◆ Task directions ◆
Reproduce the entries in full, with no changes.
⁂
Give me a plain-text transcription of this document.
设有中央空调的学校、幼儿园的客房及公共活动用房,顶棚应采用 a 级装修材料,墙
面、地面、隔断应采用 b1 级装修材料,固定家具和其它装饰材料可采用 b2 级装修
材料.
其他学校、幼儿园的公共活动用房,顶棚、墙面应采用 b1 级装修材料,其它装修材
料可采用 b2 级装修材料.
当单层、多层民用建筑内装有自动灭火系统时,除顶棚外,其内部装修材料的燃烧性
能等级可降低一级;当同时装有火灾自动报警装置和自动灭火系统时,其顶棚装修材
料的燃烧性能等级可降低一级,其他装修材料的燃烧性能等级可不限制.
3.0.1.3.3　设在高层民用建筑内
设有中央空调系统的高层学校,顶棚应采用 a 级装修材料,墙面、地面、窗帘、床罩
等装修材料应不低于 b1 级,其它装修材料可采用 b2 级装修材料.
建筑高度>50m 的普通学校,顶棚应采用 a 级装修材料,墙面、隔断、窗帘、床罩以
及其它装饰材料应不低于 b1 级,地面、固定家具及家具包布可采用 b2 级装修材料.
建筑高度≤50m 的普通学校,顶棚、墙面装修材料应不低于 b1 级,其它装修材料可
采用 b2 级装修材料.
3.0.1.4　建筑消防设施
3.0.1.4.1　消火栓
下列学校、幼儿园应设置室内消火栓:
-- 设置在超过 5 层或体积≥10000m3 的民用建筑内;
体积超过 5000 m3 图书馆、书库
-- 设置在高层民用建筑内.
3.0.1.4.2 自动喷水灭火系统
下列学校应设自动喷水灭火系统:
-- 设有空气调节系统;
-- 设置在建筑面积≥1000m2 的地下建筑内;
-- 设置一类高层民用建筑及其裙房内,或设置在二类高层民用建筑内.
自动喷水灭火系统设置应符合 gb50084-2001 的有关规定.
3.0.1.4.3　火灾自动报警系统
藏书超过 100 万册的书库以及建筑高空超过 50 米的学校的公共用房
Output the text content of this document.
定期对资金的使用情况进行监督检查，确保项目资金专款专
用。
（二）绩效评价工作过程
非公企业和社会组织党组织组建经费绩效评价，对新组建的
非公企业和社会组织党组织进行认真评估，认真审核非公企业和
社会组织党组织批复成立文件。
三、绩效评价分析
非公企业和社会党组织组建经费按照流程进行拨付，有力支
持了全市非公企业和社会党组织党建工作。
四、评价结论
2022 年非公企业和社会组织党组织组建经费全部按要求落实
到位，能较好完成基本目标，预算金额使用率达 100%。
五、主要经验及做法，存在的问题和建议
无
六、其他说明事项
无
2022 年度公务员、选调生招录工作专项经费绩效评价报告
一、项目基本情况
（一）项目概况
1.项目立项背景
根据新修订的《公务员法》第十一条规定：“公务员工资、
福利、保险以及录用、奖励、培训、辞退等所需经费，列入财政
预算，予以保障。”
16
⁂
◆ Solved problem ◆
Give me a plain-text transcription of this document.
设有中央空调的学校、幼儿园的客房及公共活动用房,顶棚应采用 a 级装修材料,墙
面、地面、隔断应采用 b1 级装修材料,固定家具和其它装饰材料可采用 b2 级装修
材料.
其他学校、幼儿园的公共活动用房,顶棚、墙面应采用 b1 级装修材料,其它装修材
料可采用 b2 级装修材料.
当单层、多层民用建筑内装有自动灭火系统时,除顶棚外,其内部装修材料的燃烧性
能等级可降低一级;当同时装有火灾自动报警装置和自动灭火系统时,其顶棚装修材
料的燃烧性能等级可降低一级,其他装修材料的燃烧性能等级可不限制.
3.0.1.3.3　设在高层民用建筑内
设有中央空调系统的高层学校,顶棚应采用 a 级装修材料,墙面、地面、窗帘、床罩
等装修材料应不低于 b1 级,其它装修材料可采用 b2 级装修材料.
建筑高度>50m 的普通学校,顶棚应采用 a 级装修材料,墙面、隔断、窗帘、床罩以
及其它装饰材料应不低于 b1 级,地面、固定家具及家具包布可采用 b2 级装修材料.
建筑高度≤50m 的普通学校,顶棚、墙面装修材料应不低于 b1 级,其它装修材料可
采用 b2 级装修材料.
3.0.1.4　建筑消防设施
3.0.1.4.1　消火栓
下列学校、幼儿园应设置室内消火栓:
-- 设置在超过 5 层或体积≥10000m3 的民用建筑内;
体积超过 5000 m3 图书馆、书库
-- 设置在高层民用建筑内.
3.0.1.4.2 自动喷水灭火系统
下列学校应设自动喷水灭火系统:
-- 设有空气调节系统;
-- 设置在建筑面积≥1000m2 的地下建筑内;
-- 设置一类高层民用建筑及其裙房内,或设置在二类高层民用建筑内.
自动喷水灭火系统设置应符合 gb50084-2001 的有关规定.
3.0.1.4.3　火灾自动报警系统
藏书超过 100 万册的书库以及建筑高空超过 50 米的学校的公共用房
Output the text content of this document.
定期对资金的使用情况进行监督检查，确保项目资金专款专
用。
（二）绩效评价工作过程
非公企业和社会组织党组织组建经费绩效评价，对新组建的
非公企业和社会组织党组织进行认真评估，认真审核非公企业和
社会组织党组织批复成立文件。
三、绩效评价分析
非公企业和社会党组织组建经费按照流程进行拨付，有力支
持了全市非公企业和社会党组织党建工作。
四、评价结论
2022 年非公企业和社会组织党组织组建经费全部按要求落实
到位，能较好完成基本目标，预算金额使用率达 100%。
五、主要经验及做法，存在的问题和建议
无
六、其他说明事项
无
2022 年度公务员、选调生招录工作专项经费绩效评价报告
一、项目基本情况
（一）项目概况
1.项目立项背景
根据新修订的《公务员法》第十一条规定：“公务员工资、
福利、保险以及录用、奖励、培训、辞退等所需经费，列入财政
预算，予以保障。”
16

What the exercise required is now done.